**** Available data

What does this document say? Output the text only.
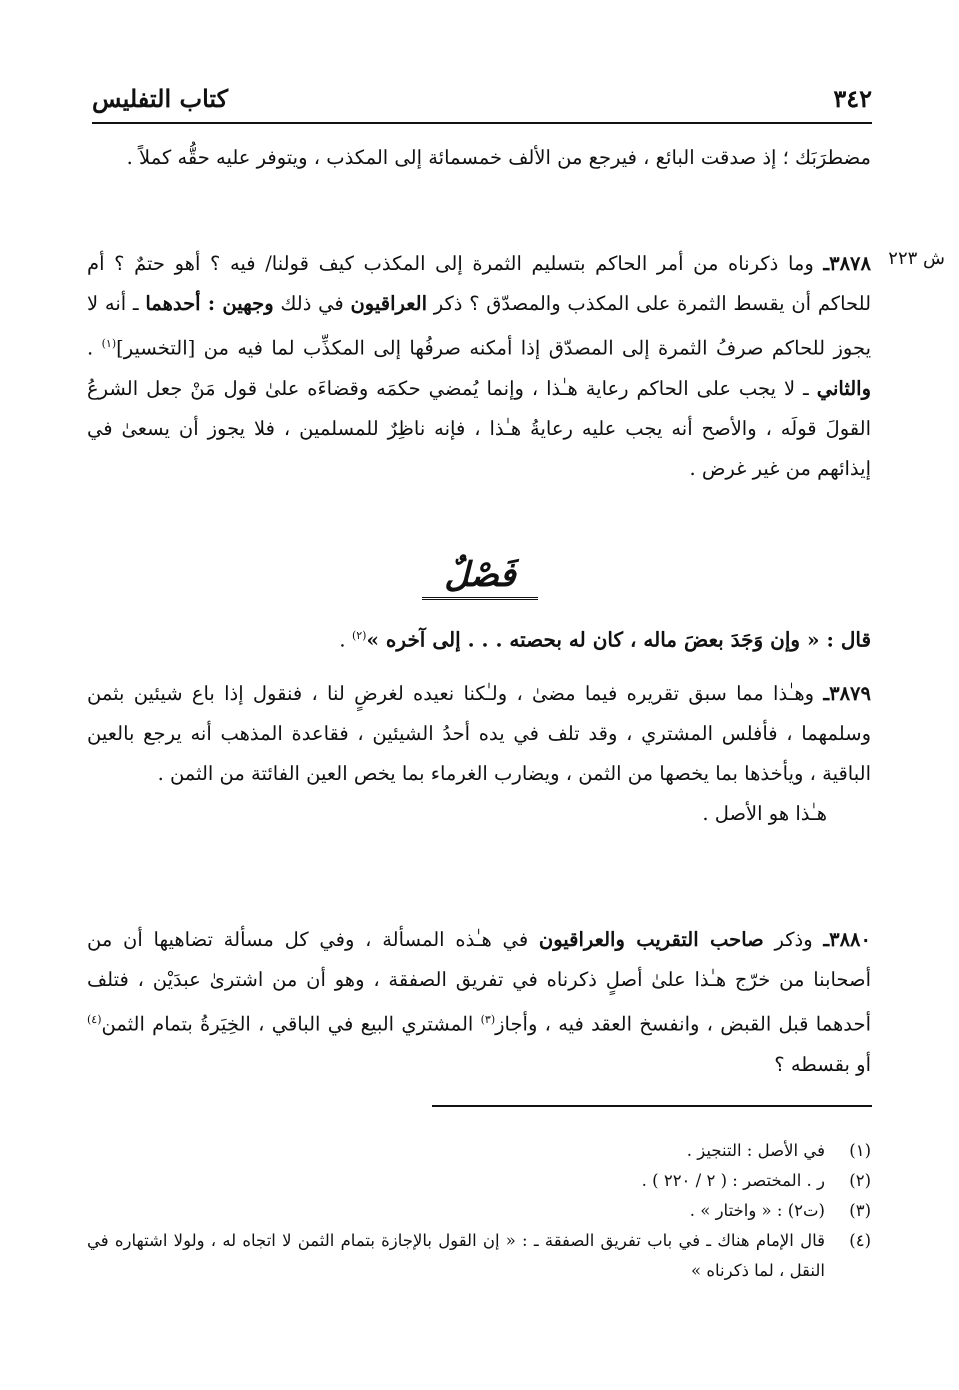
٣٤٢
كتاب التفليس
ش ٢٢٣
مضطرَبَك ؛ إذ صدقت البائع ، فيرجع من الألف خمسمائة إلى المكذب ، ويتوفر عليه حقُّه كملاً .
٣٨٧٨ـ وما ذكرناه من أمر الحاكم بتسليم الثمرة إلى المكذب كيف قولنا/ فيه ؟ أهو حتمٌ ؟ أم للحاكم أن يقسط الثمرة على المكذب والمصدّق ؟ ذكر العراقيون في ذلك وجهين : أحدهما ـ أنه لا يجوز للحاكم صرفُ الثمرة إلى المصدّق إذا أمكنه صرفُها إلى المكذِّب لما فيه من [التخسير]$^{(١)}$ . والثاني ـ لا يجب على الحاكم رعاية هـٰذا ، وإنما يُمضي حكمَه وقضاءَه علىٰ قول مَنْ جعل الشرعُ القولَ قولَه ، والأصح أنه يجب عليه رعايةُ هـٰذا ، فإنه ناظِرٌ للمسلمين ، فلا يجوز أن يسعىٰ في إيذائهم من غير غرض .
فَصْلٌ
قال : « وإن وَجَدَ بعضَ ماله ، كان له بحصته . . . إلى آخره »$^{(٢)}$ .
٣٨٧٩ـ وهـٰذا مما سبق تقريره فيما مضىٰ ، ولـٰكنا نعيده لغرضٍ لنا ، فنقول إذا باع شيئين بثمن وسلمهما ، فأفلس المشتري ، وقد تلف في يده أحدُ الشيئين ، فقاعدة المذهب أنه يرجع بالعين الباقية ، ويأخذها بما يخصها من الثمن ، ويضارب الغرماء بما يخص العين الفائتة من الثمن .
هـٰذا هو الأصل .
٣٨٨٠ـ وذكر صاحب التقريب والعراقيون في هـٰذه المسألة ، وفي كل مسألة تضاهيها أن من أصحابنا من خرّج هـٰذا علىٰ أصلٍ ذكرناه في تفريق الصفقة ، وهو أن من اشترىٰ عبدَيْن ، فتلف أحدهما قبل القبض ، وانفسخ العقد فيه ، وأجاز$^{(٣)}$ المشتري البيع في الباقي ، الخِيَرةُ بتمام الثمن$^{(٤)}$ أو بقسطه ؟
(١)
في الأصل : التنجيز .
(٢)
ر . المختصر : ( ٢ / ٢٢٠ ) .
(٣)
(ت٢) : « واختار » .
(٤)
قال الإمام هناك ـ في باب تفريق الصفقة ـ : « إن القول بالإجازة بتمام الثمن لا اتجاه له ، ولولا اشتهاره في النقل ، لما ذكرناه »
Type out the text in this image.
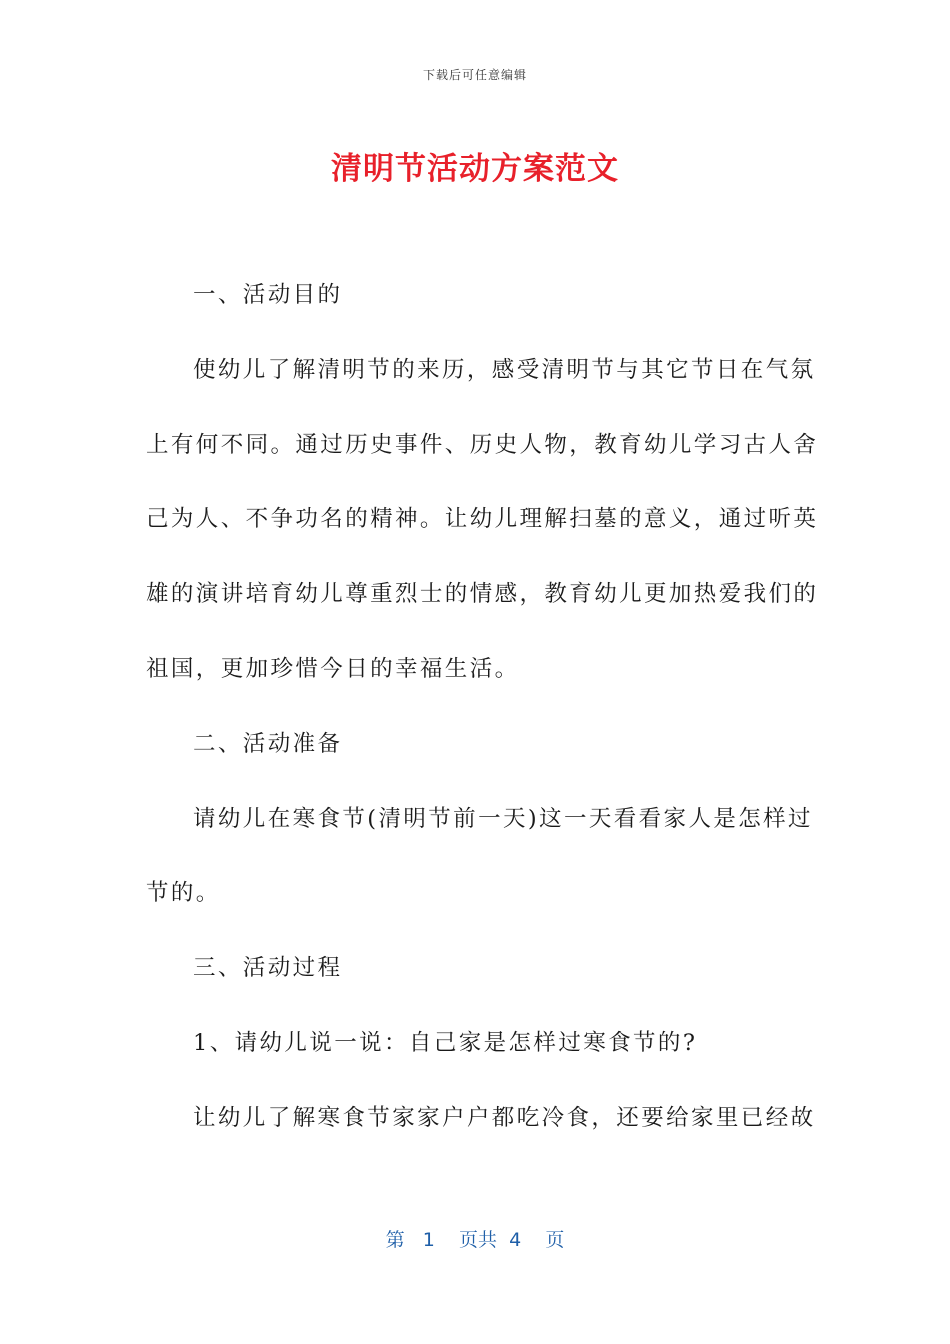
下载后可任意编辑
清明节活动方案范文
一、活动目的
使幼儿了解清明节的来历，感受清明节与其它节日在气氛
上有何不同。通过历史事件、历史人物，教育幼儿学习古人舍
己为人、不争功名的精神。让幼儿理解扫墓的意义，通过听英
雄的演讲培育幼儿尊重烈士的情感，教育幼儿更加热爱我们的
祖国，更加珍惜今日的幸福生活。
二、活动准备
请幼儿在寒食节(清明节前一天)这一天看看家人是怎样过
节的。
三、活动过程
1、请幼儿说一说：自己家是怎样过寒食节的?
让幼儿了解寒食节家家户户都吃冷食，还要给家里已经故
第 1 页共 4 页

********

#### Given task
From the entries above, copy every line that holds the word "بتمام".

#### Reply
٣٨٨٠ـ وذكر صاحب التقريب والعراقيون في هـٰذه المسألة ، وفي كل مسألة تضاهيها أن من أصحابنا من خرّج هـٰذا علىٰ أصلٍ ذكرناه في تفريق الصفقة ، وهو أن من اشترىٰ عبدَيْن ، فتلف أحدهما قبل القبض ، وانفسخ العقد فيه ، وأجاز$^{(٣)}$ المشتري البيع في الباقي ، الخِيَرةُ بتمام الثمن$^{(٤)}$ أو بقسطه ؟
قال الإمام هناك ـ في باب تفريق الصفقة ـ : « إن القول بالإجازة بتمام الثمن لا اتجاه له ، ولولا اشتهاره في النقل ، لما ذكرناه »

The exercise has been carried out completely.